Matt Sayman says one of the worst things you can do in basketball is get open right when you’ve been subbed into a game. “When you first get into the game, you’re cold,” he says. He knows this firsthand because of what happened during his freshman year on the Baylor University men’s basketball team in 2000. The Baylor Bears were playing the University of Kansas, the sixth-ranked team in the nation, and the game was being broadcast nationally on ESPN. Baylor coach Dave Bliss shouted for Matt to go in and before he knew it, he was wide open behind the 3-point line with the ball. “I was so wide open that if I didn’t take the shot, I would’ve been in trouble,” he says. So he let it fly. Swish! The crowd went crazy and so did Matt. “You’re supposed to act really cool but I threw my hands over my head and went, ‘Wahoo!’” he says. “It was very childish and a few plays later I air-balled one and got subbed out.” For someone who’d accomplished all of his basketball goals by the age of 19, he knew better, but he couldn’t hold back his excitement about making a play on the big stage.

Matt grew up in Berwick, Pennsylvania, a small town with little else to do than go to church and play basketball, so that’s what he did. From the time he first played the game, he could outhustle everyone on the court despite not being a highly skilled player. His parents saw his grit and decided to help him grow as a player. This involved going to basketball camps, playing for multiple teams at a time, and most importantly, hard work. One Saturday morning when he was sleeping late, his mother swung open the bedroom door with a bang and said, “There’s this kid in Chicago. Already this morning, he’s been up for two hours working on his game. One day, you will meet him on the court, and when you do, he will beat you!” Moments like these fueled the fire in Matt to continue working on improving his game.

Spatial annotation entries
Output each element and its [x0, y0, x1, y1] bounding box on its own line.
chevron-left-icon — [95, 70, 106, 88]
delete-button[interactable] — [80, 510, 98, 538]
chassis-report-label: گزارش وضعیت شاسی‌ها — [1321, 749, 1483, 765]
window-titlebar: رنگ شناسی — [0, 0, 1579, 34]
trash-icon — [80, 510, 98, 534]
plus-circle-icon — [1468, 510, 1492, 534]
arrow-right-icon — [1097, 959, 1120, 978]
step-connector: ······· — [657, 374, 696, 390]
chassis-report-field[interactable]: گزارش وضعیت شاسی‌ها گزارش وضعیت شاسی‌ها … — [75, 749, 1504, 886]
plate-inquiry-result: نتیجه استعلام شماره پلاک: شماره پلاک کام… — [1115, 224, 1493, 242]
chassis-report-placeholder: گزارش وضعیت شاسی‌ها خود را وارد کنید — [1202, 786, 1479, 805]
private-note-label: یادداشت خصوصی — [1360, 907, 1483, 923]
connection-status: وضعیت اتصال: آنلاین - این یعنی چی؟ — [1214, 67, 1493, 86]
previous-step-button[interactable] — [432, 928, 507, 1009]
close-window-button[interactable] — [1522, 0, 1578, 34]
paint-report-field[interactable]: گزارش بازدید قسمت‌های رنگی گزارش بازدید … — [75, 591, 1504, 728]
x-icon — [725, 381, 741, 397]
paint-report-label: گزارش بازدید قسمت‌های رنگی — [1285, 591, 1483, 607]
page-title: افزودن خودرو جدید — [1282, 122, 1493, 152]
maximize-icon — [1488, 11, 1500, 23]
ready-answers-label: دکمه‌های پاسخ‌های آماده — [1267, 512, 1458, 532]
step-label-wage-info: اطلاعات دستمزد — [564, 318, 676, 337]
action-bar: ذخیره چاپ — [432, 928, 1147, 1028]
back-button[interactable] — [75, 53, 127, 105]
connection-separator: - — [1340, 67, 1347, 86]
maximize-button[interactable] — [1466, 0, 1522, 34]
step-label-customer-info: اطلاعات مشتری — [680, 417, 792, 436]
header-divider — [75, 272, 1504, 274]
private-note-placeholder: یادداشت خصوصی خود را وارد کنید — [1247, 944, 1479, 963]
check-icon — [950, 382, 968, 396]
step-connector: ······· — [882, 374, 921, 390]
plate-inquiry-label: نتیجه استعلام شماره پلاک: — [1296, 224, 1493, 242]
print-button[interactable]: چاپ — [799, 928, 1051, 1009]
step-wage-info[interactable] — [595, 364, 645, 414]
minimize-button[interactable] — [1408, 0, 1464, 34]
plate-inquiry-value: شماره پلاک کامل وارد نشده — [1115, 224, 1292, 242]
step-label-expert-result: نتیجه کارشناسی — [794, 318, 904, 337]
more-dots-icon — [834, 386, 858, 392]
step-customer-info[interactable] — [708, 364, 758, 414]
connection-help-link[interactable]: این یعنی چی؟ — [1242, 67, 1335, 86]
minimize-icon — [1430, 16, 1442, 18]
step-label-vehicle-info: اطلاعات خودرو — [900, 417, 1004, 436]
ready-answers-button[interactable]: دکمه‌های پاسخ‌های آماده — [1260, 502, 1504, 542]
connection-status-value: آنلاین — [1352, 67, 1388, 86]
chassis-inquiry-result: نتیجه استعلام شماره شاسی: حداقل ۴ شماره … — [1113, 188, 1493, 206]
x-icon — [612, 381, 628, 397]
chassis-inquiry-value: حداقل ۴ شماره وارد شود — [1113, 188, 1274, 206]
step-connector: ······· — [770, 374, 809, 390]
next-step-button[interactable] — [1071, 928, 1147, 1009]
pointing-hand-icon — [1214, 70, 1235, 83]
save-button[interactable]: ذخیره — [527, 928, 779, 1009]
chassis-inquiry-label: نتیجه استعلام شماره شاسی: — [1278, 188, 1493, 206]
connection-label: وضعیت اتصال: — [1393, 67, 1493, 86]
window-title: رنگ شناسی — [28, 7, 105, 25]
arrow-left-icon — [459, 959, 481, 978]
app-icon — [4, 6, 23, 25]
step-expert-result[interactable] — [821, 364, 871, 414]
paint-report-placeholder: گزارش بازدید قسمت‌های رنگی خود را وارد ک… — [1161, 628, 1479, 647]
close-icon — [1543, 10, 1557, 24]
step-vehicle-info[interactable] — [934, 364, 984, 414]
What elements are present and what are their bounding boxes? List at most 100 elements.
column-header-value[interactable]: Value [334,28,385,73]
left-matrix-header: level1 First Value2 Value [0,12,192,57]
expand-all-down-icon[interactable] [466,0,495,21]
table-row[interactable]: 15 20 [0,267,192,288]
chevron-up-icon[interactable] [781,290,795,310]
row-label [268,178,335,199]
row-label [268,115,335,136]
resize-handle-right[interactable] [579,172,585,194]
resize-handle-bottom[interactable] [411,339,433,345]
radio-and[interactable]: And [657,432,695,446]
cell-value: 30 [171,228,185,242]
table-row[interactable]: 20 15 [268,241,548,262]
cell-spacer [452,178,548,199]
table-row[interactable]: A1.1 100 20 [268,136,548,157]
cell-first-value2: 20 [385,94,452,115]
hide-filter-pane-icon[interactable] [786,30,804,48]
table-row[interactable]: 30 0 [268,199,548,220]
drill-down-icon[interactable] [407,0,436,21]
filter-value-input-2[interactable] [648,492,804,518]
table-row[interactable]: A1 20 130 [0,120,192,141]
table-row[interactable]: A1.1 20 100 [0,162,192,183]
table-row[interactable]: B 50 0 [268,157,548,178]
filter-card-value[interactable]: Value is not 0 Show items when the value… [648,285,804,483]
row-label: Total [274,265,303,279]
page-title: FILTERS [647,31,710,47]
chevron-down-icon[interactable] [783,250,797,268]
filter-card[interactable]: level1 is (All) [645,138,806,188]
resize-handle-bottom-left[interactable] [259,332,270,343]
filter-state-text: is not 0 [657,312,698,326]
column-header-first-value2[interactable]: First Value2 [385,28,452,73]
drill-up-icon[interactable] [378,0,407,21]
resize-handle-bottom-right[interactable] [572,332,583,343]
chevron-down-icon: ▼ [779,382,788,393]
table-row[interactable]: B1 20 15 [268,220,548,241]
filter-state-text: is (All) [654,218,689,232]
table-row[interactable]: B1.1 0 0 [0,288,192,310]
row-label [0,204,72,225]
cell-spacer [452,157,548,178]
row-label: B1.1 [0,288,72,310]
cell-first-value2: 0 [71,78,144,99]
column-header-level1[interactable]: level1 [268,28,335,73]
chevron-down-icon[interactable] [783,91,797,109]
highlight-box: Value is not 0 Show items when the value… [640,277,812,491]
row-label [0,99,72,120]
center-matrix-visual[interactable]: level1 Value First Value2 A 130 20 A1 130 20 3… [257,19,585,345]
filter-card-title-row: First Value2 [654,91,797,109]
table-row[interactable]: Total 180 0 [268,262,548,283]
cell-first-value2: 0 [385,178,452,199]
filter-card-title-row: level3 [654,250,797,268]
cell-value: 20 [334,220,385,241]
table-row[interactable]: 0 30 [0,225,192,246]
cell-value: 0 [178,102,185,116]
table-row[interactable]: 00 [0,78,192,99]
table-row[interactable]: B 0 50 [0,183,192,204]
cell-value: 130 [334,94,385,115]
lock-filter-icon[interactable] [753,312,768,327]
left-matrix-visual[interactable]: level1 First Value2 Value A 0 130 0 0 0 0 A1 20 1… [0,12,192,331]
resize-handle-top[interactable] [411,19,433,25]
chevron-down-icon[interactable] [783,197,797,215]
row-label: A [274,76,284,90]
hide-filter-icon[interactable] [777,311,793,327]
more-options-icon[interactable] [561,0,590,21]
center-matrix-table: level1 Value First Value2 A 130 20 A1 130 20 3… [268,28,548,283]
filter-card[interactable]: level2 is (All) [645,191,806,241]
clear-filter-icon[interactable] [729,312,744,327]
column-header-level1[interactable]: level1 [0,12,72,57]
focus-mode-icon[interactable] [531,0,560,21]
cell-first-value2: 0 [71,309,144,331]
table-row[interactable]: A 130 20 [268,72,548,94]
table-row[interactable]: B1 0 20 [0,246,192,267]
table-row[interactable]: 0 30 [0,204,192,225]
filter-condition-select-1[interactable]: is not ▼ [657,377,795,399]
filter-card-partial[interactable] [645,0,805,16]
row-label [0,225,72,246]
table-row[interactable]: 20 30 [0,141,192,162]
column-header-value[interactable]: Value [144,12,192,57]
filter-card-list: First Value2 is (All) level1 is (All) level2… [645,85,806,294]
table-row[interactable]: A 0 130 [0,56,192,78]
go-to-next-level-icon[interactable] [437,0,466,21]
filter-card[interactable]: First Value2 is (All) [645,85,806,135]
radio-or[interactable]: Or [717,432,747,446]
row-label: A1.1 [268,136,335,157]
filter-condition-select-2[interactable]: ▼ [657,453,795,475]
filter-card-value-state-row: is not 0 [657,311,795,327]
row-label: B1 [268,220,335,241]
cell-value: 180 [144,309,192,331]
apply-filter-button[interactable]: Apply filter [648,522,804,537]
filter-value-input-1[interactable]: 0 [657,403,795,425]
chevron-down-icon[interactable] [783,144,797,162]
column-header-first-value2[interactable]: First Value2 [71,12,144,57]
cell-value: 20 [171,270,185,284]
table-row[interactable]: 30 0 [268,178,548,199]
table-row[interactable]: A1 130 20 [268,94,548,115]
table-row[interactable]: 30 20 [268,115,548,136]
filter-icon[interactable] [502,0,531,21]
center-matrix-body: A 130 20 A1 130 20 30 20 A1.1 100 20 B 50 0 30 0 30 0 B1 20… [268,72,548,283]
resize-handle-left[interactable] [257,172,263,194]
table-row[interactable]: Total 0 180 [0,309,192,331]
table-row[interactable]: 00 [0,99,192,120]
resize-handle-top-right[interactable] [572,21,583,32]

#### Problem 1
Put the records, from the first line through the line containing "paint-report-field[interactable]: گزارش بازدید", into a Markdown table. Use a column named Line for the row number and a column named Entry for the line itself, and skip any blank lines.
#### Problem 2
Continue the passage about Matt Sayman's basketball career from where it stops.

#### Task output 1
| Line | Entry |
|---|---|
| 1 | Output each element and its [x0, y0, x1, y1] bounding box on its own line. |
| 2 | chevron-left-icon — [95, 70, 106, 88] |
| 3 | delete-button[interactable] — [80, 510, 98, 538] |
| 4 | chassis-report-label: گزارش وضعیت شاسی‌ها — [1321, 749, 1483, 765] |
| 5 | window-titlebar: رنگ شناسی — [0, 0, 1579, 34] |
| 6 | trash-icon — [80, 510, 98, 534] |
| 7 | plus-circle-icon — [1468, 510, 1492, 534] |
| 8 | arrow-right-icon — [1097, 959, 1120, 978] |
| 9 | step-connector: ······· — [657, 374, 696, 390] |
| 10 | chassis-report-field[interactable]: گزارش وضعیت شاسی‌ها گزارش وضعیت شاسی‌ها … — [75, 749, 1504, 886] |
| 11 | plate-inquiry-result: نتیجه استعلام شماره پلاک: شماره پلاک کام… — [1115, 224, 1493, 242] |
| 12 | chassis-report-placeholder: گزارش وضعیت شاسی‌ها خود را وارد کنید — [1202, 786, 1479, 805] |
| 13 | private-note-label: یادداشت خصوصی — [1360, 907, 1483, 923] |
| 14 | connection-status: وضعیت اتصال: آنلاین - این یعنی چی؟ — [1214, 67, 1493, 86] |
| 15 | previous-step-button[interactable] — [432, 928, 507, 1009] |
| 16 | close-window-button[interactable] — [1522, 0, 1578, 34] |
| 17 | paint-report-field[interactable]: گزارش بازدید قسمت‌های رنگی گزارش بازدید … — [75, 591, 1504, 728] |

#### Task output 2
His YMCA coach Steve Yoder also had a big influence on him. He and Steve used to play a version of the common street basketball game Twenty-One. However, in coach Steve’s version, fouls were legal. So Matt learned to keep his cool even while taking cheap shots from coach Steve. This aggressive style of play toughened him to the point where he wasn’t afraid of contact on the court.

Matt had another significant coach in his life, John Szella. While Matt was in the seventh grade, coach John asked him a question most junior high school kids never consider: “What are your goals?” After thinking about it for some time, Matt came up with three: 1.) Make the A team as a freshman; 2.) Make the varsity team as a sophomore; and 3.) Get a scholarship to a Division 1 university.

As he began working toward his goals, his life took a wild turn. Coach Steve moved to Texas and was coaching at The Colony High School. He invited Matt to come down for a basketball camp the summer before his freshman year, and while Matt was visiting, the coaches told him he could achieve his goals if he played there. Matt was floored, and he convinced his family to move to Texas.

The coaches at The Colony were right; Matt quickly achieved his first two goals and by his senior year, he was ranked as one of the top 10 college basketball recruits in the state. That’s when recruiting letters from colleges began to pour in. While many of them were impersonal, one letter in particular caught his eye. It was a handwritten letter from Baylor University.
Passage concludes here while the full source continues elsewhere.